Reproduce the data from its beginning through the line with "y-tick-label: 1.27570 (1098, 182, 1135, 192)", changing each "x-tick-label" to "time-axis-label" and leaving everything else as is.

A sequence of records:
[BEGIN]
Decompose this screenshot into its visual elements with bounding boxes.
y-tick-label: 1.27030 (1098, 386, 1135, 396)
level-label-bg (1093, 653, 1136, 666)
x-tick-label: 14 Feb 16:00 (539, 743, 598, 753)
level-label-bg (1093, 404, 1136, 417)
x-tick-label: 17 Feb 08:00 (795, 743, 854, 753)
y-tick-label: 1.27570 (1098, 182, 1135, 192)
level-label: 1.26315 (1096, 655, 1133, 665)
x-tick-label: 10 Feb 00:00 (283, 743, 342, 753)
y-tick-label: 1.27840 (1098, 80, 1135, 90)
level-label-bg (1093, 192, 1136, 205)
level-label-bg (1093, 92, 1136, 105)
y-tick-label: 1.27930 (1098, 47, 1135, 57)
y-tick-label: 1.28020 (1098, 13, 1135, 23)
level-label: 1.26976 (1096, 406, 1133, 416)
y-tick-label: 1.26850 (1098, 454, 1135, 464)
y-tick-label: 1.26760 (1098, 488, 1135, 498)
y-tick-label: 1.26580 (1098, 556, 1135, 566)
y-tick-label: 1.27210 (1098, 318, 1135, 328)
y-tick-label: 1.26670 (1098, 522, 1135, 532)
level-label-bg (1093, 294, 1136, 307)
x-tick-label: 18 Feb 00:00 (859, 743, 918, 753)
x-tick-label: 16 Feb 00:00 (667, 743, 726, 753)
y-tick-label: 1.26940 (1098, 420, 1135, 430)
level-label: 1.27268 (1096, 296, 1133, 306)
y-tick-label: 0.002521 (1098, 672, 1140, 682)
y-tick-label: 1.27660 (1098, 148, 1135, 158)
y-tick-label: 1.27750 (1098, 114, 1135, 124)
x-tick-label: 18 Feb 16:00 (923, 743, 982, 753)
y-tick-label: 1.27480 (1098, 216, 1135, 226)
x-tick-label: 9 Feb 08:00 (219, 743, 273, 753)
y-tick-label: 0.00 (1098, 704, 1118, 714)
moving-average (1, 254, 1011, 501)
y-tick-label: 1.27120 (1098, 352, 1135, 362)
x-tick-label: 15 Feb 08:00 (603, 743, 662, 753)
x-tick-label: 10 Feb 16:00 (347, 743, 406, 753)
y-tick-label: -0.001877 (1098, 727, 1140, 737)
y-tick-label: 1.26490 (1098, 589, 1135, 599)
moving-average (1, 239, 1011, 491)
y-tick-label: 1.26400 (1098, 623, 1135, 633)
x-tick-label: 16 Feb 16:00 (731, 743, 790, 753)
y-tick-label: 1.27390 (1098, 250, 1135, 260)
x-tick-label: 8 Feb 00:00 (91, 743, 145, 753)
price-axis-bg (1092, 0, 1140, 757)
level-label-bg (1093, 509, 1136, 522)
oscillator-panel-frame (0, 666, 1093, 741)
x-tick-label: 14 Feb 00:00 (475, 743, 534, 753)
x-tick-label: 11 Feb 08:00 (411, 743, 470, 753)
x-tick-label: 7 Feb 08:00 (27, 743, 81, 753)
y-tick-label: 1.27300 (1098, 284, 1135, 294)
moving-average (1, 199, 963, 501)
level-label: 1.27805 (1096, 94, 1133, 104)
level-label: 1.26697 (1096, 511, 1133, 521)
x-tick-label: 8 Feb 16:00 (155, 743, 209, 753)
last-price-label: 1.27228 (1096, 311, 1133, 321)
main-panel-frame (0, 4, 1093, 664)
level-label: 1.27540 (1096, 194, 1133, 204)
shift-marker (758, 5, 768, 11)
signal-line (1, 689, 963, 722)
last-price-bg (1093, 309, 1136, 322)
[END]
Task result ->
Decompose this screenshot into its visual elements with bounding boxes.
y-tick-label: 1.27030 (1098, 386, 1135, 396)
level-label-bg (1093, 653, 1136, 666)
time-axis-label: 14 Feb 16:00 (539, 743, 598, 753)
level-label-bg (1093, 404, 1136, 417)
time-axis-label: 17 Feb 08:00 (795, 743, 854, 753)
y-tick-label: 1.27570 (1098, 182, 1135, 192)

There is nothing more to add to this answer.